#### [EXERCISE DIRECTIONS]
Print each line of the listing once more, precisely as given.

#### [INPUT ROWS]
──────

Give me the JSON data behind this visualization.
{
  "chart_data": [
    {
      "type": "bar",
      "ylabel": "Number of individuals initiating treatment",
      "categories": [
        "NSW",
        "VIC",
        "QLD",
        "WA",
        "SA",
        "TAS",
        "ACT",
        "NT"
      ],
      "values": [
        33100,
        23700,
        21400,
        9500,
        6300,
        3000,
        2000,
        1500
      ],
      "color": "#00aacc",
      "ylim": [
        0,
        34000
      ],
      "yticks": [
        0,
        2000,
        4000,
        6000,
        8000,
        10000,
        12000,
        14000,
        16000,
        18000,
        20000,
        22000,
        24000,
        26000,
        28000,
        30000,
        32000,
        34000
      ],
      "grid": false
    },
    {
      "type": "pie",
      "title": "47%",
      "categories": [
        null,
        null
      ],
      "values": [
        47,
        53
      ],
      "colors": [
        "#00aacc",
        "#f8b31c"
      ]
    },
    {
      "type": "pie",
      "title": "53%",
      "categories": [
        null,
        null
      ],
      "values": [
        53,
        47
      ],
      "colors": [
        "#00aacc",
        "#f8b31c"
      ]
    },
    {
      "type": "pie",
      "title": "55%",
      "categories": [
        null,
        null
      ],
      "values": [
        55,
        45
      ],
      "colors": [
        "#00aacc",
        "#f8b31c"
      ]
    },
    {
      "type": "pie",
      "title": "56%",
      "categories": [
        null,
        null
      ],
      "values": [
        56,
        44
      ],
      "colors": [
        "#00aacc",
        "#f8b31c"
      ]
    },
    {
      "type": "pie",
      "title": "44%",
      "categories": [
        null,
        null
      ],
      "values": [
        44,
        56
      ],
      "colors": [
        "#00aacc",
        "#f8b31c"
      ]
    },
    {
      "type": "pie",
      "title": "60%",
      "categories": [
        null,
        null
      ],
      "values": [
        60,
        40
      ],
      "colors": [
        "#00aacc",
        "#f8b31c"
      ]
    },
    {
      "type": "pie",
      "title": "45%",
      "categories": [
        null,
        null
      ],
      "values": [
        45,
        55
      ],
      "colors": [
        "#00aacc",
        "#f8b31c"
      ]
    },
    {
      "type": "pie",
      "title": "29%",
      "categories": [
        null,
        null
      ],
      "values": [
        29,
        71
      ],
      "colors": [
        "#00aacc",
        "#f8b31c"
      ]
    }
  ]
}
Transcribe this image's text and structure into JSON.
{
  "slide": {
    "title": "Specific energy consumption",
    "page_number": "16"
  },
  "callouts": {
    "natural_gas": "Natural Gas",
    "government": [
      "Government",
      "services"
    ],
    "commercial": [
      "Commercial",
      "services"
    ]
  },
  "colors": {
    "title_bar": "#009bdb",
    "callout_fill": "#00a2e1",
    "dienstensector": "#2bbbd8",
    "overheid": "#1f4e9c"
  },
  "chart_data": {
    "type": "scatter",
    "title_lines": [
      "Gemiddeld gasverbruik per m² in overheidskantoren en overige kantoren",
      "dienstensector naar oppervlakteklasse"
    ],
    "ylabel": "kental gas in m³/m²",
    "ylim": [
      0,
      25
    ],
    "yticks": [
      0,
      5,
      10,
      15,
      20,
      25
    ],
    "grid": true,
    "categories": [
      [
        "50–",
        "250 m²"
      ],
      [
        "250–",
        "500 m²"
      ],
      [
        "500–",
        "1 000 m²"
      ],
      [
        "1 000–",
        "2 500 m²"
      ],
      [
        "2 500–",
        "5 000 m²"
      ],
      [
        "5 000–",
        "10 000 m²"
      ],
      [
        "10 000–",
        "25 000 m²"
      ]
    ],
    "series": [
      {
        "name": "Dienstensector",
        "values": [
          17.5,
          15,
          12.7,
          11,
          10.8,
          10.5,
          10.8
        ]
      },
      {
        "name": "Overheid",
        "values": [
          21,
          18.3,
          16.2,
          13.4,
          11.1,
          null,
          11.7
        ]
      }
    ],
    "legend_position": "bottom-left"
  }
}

──────

#### [IN RESPONSE]
Give me the JSON data behind this visualization.
{
  "chart_data": [
    {
      "type": "bar",
      "ylabel": "Number of individuals initiating treatment",
      "categories": [
        "NSW",
        "VIC",
        "QLD",
        "WA",
        "SA",
        "TAS",
        "ACT",
        "NT"
      ],
      "values": [
        33100,
        23700,
        21400,
        9500,
        6300,
        3000,
        2000,
        1500
      ],
      "color": "#00aacc",
      "ylim": [
        0,
        34000
      ],
      "yticks": [
        0,
        2000,
        4000,
        6000,
        8000,
        10000,
        12000,
        14000,
        16000,
        18000,
        20000,
        22000,
        24000,
        26000,
        28000,
        30000,
        32000,
        34000
      ],
      "grid": false
    },
    {
      "type": "pie",
      "title": "47%",
      "categories": [
        null,
        null
      ],
      "values": [
        47,
        53
      ],
      "colors": [
        "#00aacc",
        "#f8b31c"
      ]
    },
    {
      "type": "pie",
      "title": "53%",
      "categories": [
        null,
        null
      ],
      "values": [
        53,
        47
      ],
      "colors": [
        "#00aacc",
        "#f8b31c"
      ]
    },
    {
      "type": "pie",
      "title": "55%",
      "categories": [
        null,
        null
      ],
      "values": [
        55,
        45
      ],
      "colors": [
        "#00aacc",
        "#f8b31c"
      ]
    },
    {
      "type": "pie",
      "title": "56%",
      "categories": [
        null,
        null
      ],
      "values": [
        56,
        44
      ],
      "colors": [
        "#00aacc",
        "#f8b31c"
      ]
    },
    {
      "type": "pie",
      "title": "44%",
      "categories": [
        null,
        null
      ],
      "values": [
        44,
        56
      ],
      "colors": [
        "#00aacc",
        "#f8b31c"
      ]
    },
    {
      "type": "pie",
      "title": "60%",
      "categories": [
        null,
        null
      ],
      "values": [
        60,
        40
      ],
      "colors": [
        "#00aacc",
        "#f8b31c"
      ]
    },
    {
      "type": "pie",
      "title": "45%",
      "categories": [
        null,
        null
      ],
      "values": [
        45,
        55
      ],
      "colors": [
        "#00aacc",
        "#f8b31c"
      ]
    },
    {
      "type": "pie",
      "title": "29%",
      "categories": [
        null,
        null
      ],
      "values": [
        29,
        71
      ],
      "colors": [
        "#00aacc",
        "#f8b31c"
      ]
    }
  ]
}
Transcribe this image's text and structure into JSON.
{
  "slide": {
    "title": "Specific energy consumption",
    "page_number": "16"
  },
  "callouts": {
    "natural_gas": "Natural Gas",
    "government": [
      "Government",
      "services"
    ],
    "commercial": [
      "Commercial",
      "services"
    ]
  },
  "colors": {
    "title_bar": "#009bdb",
    "callout_fill": "#00a2e1",
    "dienstensector": "#2bbbd8",
    "overheid": "#1f4e9c"
  },
  "chart_data": {
    "type": "scatter",
    "title_lines": [
      "Gemiddeld gasverbruik per m² in overheidskantoren en overige kantoren",
      "dienstensector naar oppervlakteklasse"
    ],
    "ylabel": "kental gas in m³/m²",
    "ylim": [
      0,
      25
    ],
    "yticks": [
      0,
      5,
      10,
      15,
      20,
      25
    ],
    "grid": true,
    "categories": [
      [
        "50–",
        "250 m²"
      ],
      [
        "250–",
        "500 m²"
      ],
      [
        "500–",
        "1 000 m²"
      ],
      [
        "1 000–",
        "2 500 m²"
      ],
      [
        "2 500–",
        "5 000 m²"
      ],
      [
        "5 000–",
        "10 000 m²"
      ],
      [
        "10 000–",
        "25 000 m²"
      ]
    ],
    "series": [
      {
        "name": "Dienstensector",
        "values": [
          17.5,
          15,
          12.7,
          11,
          10.8,
          10.5,
          10.8
        ]
      },
      {
        "name": "Overheid",
        "values": [
          21,
          18.3,
          16.2,
          13.4,
          11.1,
          null,
          11.7
        ]
      }
    ],
    "legend_position": "bottom-left"
  }
}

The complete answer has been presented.